=== Exercise requirements ===
Search the material for the word "into" and copy each line that holds it.

=== Dataset rows ===
-----
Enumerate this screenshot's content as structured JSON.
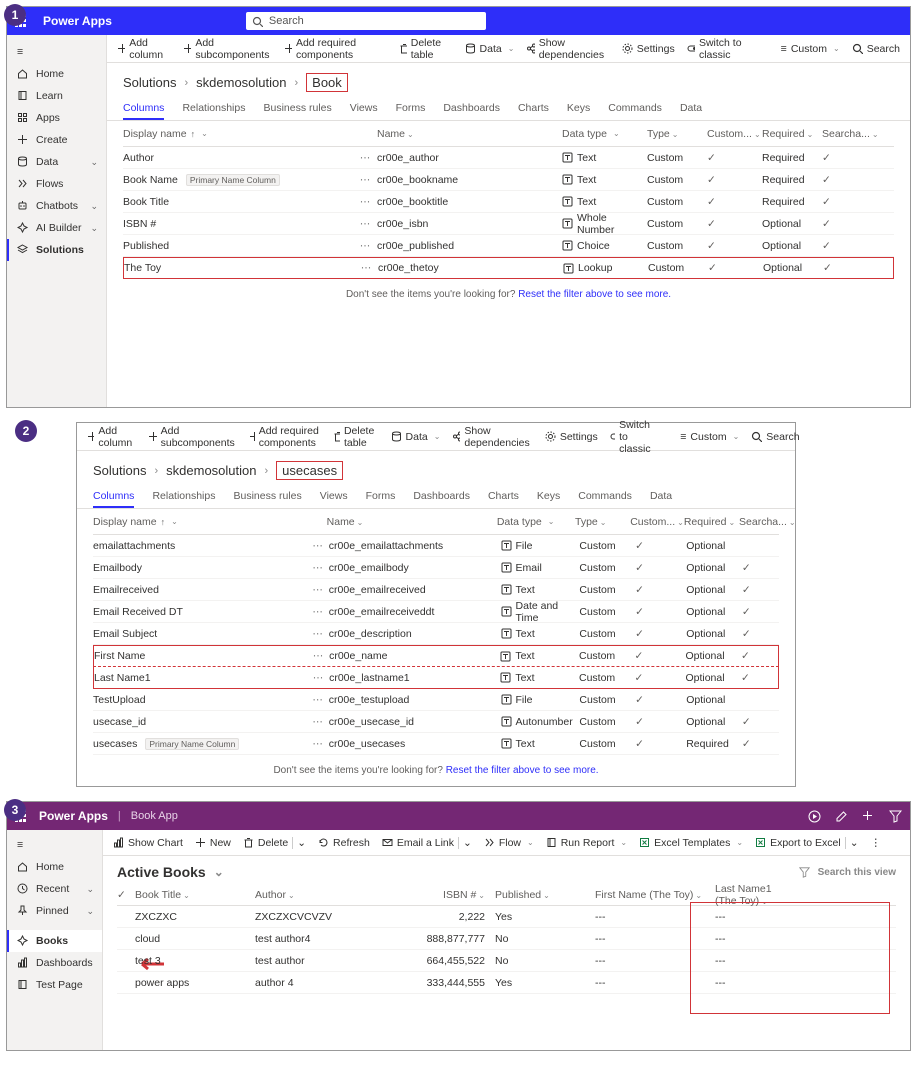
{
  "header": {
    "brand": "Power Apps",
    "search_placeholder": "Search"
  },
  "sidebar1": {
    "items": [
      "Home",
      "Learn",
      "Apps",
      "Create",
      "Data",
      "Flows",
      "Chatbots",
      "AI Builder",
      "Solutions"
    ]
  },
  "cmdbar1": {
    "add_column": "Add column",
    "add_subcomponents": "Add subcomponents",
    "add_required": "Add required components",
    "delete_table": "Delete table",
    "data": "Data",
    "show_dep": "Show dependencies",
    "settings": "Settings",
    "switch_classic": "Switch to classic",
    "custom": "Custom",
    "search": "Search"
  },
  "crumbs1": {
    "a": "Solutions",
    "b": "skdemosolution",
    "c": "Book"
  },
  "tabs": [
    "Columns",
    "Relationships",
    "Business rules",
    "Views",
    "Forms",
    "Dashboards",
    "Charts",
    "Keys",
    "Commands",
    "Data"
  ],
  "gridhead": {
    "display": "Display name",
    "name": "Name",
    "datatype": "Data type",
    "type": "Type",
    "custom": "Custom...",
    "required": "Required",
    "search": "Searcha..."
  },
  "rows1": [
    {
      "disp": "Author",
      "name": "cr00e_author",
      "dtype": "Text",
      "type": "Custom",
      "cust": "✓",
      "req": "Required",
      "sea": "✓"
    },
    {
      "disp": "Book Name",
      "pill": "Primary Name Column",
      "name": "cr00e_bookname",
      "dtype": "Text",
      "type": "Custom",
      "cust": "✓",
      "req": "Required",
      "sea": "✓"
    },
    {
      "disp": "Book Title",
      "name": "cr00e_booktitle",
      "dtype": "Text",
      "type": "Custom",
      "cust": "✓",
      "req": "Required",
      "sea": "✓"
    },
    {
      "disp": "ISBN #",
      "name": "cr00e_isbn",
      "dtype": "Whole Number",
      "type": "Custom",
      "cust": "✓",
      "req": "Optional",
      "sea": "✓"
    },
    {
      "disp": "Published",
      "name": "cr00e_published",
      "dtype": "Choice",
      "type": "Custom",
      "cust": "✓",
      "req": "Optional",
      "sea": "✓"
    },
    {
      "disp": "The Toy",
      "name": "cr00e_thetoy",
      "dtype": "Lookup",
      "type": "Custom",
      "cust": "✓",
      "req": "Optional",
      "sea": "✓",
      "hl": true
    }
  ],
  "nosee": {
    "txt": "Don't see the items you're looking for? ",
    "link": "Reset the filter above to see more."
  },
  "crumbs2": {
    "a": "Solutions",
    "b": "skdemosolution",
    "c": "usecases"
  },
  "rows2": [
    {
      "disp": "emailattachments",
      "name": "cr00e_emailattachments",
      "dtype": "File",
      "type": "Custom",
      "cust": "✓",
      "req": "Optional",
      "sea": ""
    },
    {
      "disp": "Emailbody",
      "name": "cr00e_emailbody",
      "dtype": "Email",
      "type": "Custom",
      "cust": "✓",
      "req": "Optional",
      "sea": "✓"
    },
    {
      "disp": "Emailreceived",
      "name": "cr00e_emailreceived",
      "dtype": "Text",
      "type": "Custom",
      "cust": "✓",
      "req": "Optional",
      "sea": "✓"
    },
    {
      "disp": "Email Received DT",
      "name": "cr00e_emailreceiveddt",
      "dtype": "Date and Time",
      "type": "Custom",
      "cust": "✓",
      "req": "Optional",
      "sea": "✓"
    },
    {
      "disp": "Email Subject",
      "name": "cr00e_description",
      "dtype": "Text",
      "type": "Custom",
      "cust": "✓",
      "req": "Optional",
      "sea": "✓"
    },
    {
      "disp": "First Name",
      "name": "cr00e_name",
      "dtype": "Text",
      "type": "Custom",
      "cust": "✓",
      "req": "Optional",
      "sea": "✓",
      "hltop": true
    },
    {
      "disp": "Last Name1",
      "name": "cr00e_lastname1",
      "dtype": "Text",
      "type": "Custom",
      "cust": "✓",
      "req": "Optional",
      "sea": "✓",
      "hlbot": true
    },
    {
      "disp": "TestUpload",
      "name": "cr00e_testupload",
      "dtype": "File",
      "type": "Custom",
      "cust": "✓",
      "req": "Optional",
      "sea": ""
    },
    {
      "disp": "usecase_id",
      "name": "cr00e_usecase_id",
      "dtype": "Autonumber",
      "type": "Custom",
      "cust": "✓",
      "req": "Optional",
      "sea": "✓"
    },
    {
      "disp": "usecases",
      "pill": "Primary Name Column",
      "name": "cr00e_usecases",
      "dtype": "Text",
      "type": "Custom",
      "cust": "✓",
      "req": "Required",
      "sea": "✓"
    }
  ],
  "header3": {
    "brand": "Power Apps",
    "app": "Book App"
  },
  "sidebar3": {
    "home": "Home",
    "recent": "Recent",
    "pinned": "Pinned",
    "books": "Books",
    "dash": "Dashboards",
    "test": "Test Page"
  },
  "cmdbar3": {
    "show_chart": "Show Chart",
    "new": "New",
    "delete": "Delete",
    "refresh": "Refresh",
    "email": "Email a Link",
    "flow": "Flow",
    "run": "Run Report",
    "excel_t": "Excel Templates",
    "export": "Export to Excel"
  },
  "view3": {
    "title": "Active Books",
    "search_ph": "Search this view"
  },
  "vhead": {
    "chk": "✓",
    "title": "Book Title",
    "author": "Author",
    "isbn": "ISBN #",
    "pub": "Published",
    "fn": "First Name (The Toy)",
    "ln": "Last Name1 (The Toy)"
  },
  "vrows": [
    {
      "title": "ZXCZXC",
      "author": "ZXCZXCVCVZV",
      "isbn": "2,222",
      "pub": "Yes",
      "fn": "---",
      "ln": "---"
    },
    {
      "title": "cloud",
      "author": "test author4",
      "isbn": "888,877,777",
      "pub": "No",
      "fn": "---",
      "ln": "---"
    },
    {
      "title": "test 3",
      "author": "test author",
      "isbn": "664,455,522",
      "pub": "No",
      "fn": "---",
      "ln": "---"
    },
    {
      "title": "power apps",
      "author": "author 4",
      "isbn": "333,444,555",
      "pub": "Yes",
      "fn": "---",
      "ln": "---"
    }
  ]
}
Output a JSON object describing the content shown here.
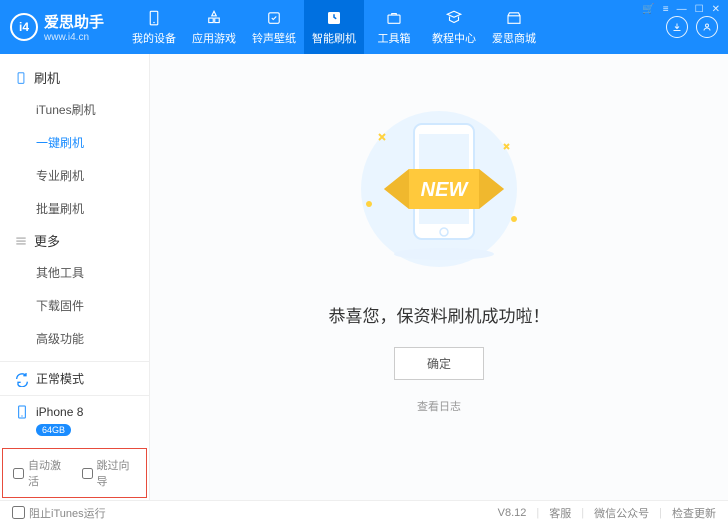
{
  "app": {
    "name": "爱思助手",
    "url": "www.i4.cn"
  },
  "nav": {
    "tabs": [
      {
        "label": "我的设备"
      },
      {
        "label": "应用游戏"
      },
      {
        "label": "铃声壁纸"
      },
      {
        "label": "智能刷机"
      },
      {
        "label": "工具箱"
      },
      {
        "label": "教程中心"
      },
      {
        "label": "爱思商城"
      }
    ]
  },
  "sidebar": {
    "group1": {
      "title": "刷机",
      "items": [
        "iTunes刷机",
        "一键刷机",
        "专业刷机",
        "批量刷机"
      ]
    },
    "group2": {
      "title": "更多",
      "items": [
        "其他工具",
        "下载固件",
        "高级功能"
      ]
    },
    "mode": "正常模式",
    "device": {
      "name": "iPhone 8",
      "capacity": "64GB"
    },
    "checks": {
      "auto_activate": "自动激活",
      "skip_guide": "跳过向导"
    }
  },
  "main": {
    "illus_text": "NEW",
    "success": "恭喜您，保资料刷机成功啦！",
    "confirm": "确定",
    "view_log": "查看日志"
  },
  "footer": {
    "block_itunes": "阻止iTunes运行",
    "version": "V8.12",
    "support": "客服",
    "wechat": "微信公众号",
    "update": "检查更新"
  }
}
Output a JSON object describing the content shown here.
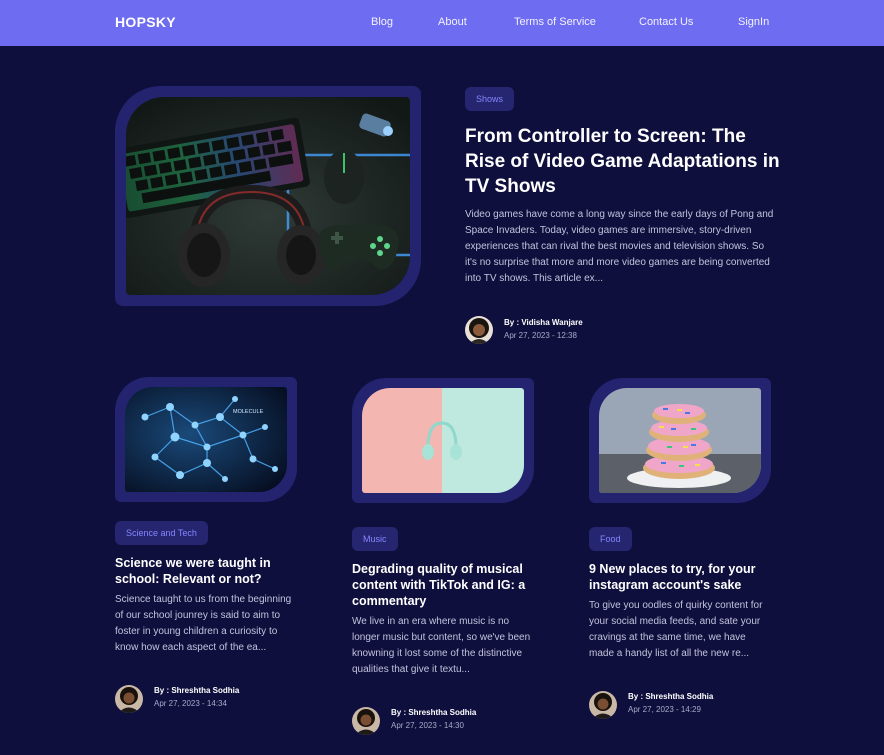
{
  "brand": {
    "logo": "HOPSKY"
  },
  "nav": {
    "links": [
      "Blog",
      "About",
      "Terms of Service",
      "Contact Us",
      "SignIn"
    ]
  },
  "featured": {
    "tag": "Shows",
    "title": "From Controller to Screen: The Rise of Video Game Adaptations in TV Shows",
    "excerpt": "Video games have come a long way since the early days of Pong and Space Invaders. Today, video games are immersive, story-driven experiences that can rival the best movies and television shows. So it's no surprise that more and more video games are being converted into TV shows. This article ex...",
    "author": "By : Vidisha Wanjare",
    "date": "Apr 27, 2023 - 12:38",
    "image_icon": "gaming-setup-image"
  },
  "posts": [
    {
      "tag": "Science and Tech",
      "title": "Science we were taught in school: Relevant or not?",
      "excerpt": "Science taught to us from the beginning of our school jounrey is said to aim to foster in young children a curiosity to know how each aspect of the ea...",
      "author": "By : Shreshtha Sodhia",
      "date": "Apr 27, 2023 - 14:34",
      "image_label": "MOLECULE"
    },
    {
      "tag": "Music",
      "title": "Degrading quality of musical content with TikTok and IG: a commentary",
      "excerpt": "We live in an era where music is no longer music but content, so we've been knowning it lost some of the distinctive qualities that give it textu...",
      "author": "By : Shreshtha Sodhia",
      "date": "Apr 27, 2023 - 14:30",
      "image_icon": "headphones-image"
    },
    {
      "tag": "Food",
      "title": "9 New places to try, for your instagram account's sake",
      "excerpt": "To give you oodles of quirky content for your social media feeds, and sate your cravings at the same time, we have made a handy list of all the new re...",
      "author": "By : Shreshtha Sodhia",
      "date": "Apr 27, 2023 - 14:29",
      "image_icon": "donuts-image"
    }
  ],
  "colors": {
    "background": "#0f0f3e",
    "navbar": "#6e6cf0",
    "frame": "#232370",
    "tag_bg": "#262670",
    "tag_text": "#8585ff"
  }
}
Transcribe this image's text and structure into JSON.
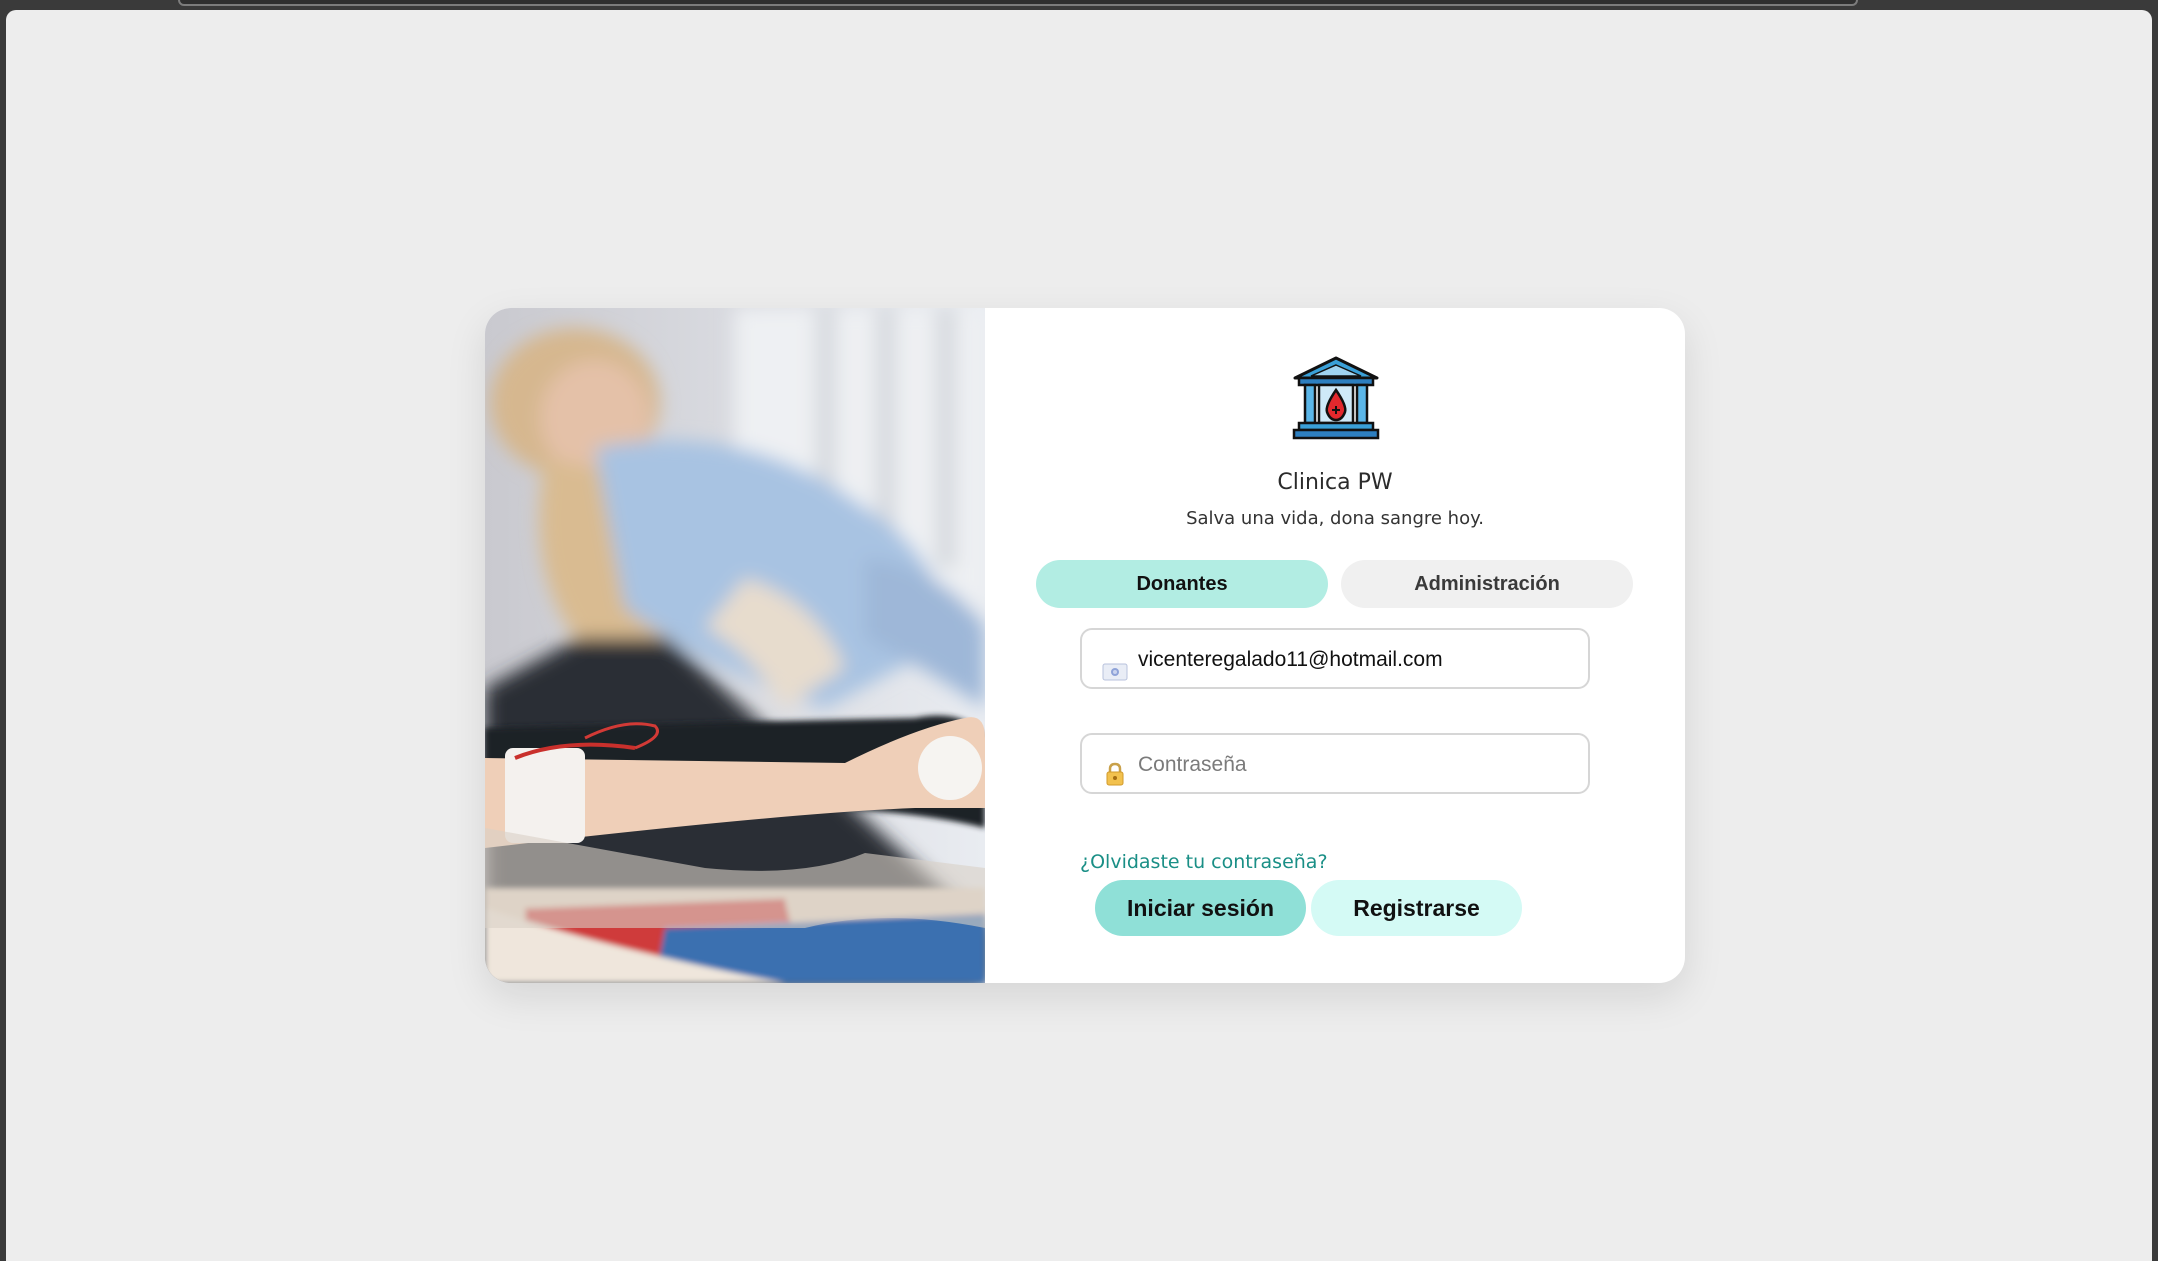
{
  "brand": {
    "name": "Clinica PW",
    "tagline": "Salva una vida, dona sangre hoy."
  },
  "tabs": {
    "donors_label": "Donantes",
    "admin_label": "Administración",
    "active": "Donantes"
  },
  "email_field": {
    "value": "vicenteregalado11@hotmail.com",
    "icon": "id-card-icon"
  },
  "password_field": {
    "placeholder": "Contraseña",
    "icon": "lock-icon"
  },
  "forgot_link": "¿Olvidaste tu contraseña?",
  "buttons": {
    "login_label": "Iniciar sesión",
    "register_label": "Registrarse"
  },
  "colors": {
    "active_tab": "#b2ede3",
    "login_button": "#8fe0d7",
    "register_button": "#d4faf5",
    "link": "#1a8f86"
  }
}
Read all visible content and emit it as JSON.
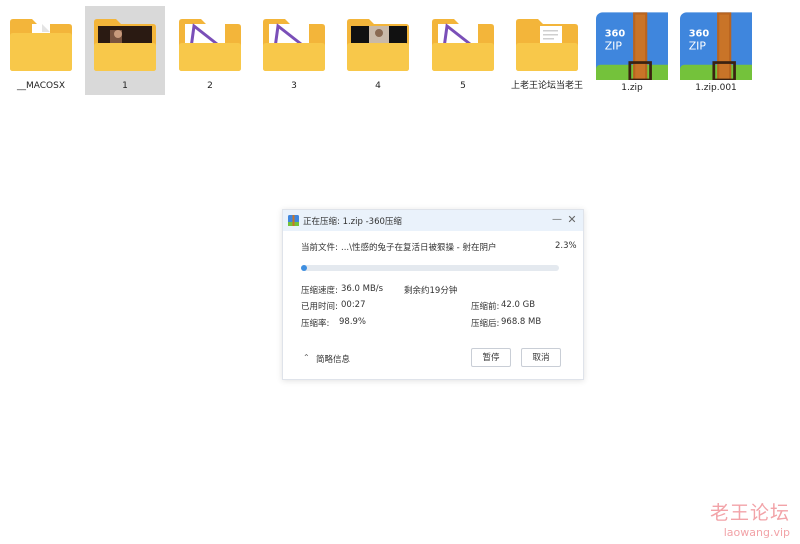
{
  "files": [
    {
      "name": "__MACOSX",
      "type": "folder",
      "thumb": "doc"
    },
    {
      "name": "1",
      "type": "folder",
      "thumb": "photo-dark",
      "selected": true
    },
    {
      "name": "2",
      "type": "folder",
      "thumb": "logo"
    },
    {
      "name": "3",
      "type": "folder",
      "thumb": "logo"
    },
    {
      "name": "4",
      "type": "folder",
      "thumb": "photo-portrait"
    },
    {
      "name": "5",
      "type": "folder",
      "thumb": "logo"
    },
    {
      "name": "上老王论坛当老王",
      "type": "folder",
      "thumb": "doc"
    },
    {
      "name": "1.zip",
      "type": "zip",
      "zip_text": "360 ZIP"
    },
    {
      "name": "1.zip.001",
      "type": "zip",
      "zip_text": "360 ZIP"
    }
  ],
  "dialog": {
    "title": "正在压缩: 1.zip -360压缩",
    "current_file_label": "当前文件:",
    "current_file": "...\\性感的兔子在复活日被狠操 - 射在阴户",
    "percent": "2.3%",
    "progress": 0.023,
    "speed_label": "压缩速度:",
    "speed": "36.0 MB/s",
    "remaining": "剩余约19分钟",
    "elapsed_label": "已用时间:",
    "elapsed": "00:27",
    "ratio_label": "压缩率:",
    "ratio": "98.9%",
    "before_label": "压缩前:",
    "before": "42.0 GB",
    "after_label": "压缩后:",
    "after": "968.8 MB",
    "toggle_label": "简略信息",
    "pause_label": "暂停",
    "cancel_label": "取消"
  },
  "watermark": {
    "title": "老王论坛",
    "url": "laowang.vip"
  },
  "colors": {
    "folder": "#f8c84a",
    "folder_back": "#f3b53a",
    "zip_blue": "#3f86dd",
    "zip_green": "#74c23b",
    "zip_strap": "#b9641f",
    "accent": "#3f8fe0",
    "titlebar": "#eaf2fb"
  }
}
-----
=== Completed task ===
    "excerpt": "Video games have come a long way since the early days of Pong and Space Invaders. Today, video games are immersive, story-driven experiences that can rival the best movies and television shows. So it's no surprise that more and more video games are being converted into TV shows. This article ex...",
Transcribe this image's text and structure into JSON.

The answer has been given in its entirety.